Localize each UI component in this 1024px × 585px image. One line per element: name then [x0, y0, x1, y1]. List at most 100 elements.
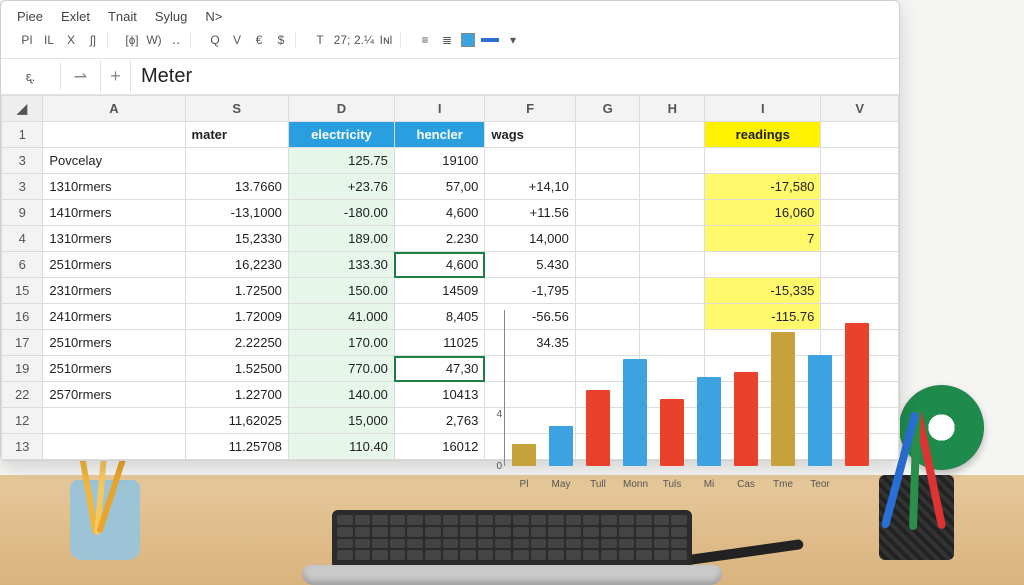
cell[interactable] [575, 226, 640, 252]
cell[interactable]: 133.30 [288, 252, 394, 278]
cell[interactable]: 14,000 [485, 226, 575, 252]
cell[interactable]: 1310rmers [43, 174, 185, 200]
cell[interactable] [640, 174, 705, 200]
cell[interactable]: 11025 [394, 330, 484, 356]
cell[interactable]: 14509 [394, 278, 484, 304]
cell[interactable]: 16,060 [705, 200, 821, 226]
cell[interactable]: 4,600 [394, 200, 484, 226]
cell[interactable]: -17,580 [705, 174, 821, 200]
cell[interactable]: 11,62025 [185, 408, 288, 434]
column-header[interactable]: S [185, 96, 288, 122]
row-header[interactable]: 15 [2, 278, 43, 304]
insert-function-icon[interactable]: + [101, 60, 131, 93]
cell[interactable]: 150.00 [288, 278, 394, 304]
cell[interactable] [640, 278, 705, 304]
row-header[interactable]: 3 [2, 148, 43, 174]
cell[interactable]: 170.00 [288, 330, 394, 356]
cell[interactable] [640, 148, 705, 174]
toolbar-btn[interactable]: PI [19, 32, 35, 48]
column-header[interactable]: F [485, 96, 575, 122]
cell[interactable]: 13.7660 [185, 174, 288, 200]
cell[interactable]: 140.00 [288, 382, 394, 408]
cell[interactable] [821, 252, 899, 278]
cell[interactable]: 110.40 [288, 434, 394, 460]
menu-item[interactable]: Piee [17, 9, 43, 24]
cell[interactable] [821, 174, 899, 200]
row-header[interactable]: 16 [2, 304, 43, 330]
cell[interactable]: 2510rmers [43, 330, 185, 356]
toolbar-btn[interactable]: Q [207, 32, 223, 48]
row-header[interactable]: 4 [2, 226, 43, 252]
row-header[interactable]: 17 [2, 330, 43, 356]
formula-input[interactable]: Meter [131, 59, 899, 94]
cell[interactable]: 1.72500 [185, 278, 288, 304]
cell[interactable] [185, 148, 288, 174]
name-box[interactable]: ᶓ. [1, 63, 61, 90]
cell[interactable] [821, 200, 899, 226]
cell[interactable]: wags [485, 122, 575, 148]
cell[interactable] [575, 278, 640, 304]
cell[interactable]: 2510rmers [43, 252, 185, 278]
cell[interactable] [575, 252, 640, 278]
cell[interactable] [485, 148, 575, 174]
cell[interactable]: 189.00 [288, 226, 394, 252]
cell[interactable]: 2310rmers [43, 278, 185, 304]
cell[interactable]: 5.430 [485, 252, 575, 278]
cell[interactable]: 10413 [394, 382, 484, 408]
fx-dropdown-icon[interactable]: ⇀ [61, 61, 101, 93]
toolbar-btn[interactable]: € [251, 32, 267, 48]
cell[interactable] [43, 434, 185, 460]
cell[interactable]: 8,405 [394, 304, 484, 330]
toolbar-btn[interactable]: $ [273, 32, 289, 48]
row-header[interactable]: 1 [2, 122, 43, 148]
cell[interactable]: -180.00 [288, 200, 394, 226]
select-all-corner[interactable]: ◢ [2, 96, 43, 122]
cell[interactable]: 15,000 [288, 408, 394, 434]
menu-item[interactable]: N> [205, 9, 222, 24]
toolbar-btn[interactable]: W) [146, 32, 162, 48]
row-header[interactable]: 13 [2, 434, 43, 460]
row-header[interactable]: 9 [2, 200, 43, 226]
cell[interactable]: 2.22250 [185, 330, 288, 356]
fill-color-icon[interactable] [461, 33, 475, 47]
cell[interactable] [821, 226, 899, 252]
cell[interactable] [821, 278, 899, 304]
cell[interactable]: mater [185, 122, 288, 148]
column-header[interactable]: H [640, 96, 705, 122]
column-header[interactable]: I [394, 96, 484, 122]
cell[interactable]: Povcelay [43, 148, 185, 174]
cell[interactable]: 2,763 [394, 408, 484, 434]
cell[interactable] [640, 226, 705, 252]
cell[interactable]: +11.56 [485, 200, 575, 226]
column-header[interactable]: A [43, 96, 185, 122]
toolbar-btn[interactable]: ʃ] [85, 32, 101, 48]
row-header[interactable]: 19 [2, 356, 43, 382]
cell[interactable]: electricity [288, 122, 394, 148]
toolbar-btn[interactable]: Iɴl [378, 32, 394, 48]
cell[interactable]: +14,10 [485, 174, 575, 200]
cell[interactable]: 16,2230 [185, 252, 288, 278]
cell[interactable] [575, 122, 640, 148]
cell[interactable]: 7 [705, 226, 821, 252]
menu-item[interactable]: Exlet [61, 9, 90, 24]
column-header[interactable]: I [705, 96, 821, 122]
row-header[interactable]: 3 [2, 174, 43, 200]
cell[interactable] [43, 408, 185, 434]
cell[interactable]: 1.52500 [185, 356, 288, 382]
column-header[interactable]: G [575, 96, 640, 122]
cell[interactable]: 770.00 [288, 356, 394, 382]
line-color-icon[interactable] [481, 38, 499, 42]
cell[interactable]: 1410rmers [43, 200, 185, 226]
row-header[interactable]: 6 [2, 252, 43, 278]
cell[interactable]: +23.76 [288, 174, 394, 200]
toolbar-btn[interactable]: 27; [334, 32, 350, 48]
cell[interactable]: -13,1000 [185, 200, 288, 226]
cell[interactable]: 15,2330 [185, 226, 288, 252]
column-header[interactable]: V [821, 96, 899, 122]
cell[interactable]: 19100 [394, 148, 484, 174]
toolbar-btn[interactable]: IL [41, 32, 57, 48]
cell[interactable] [575, 148, 640, 174]
cell[interactable]: 2410rmers [43, 304, 185, 330]
row-header[interactable]: 12 [2, 408, 43, 434]
cell[interactable] [640, 252, 705, 278]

-- Written exercise --
How many lines in the rows above contain the string "color"? Reply with the number alone.

-- Answer to the exercise --
2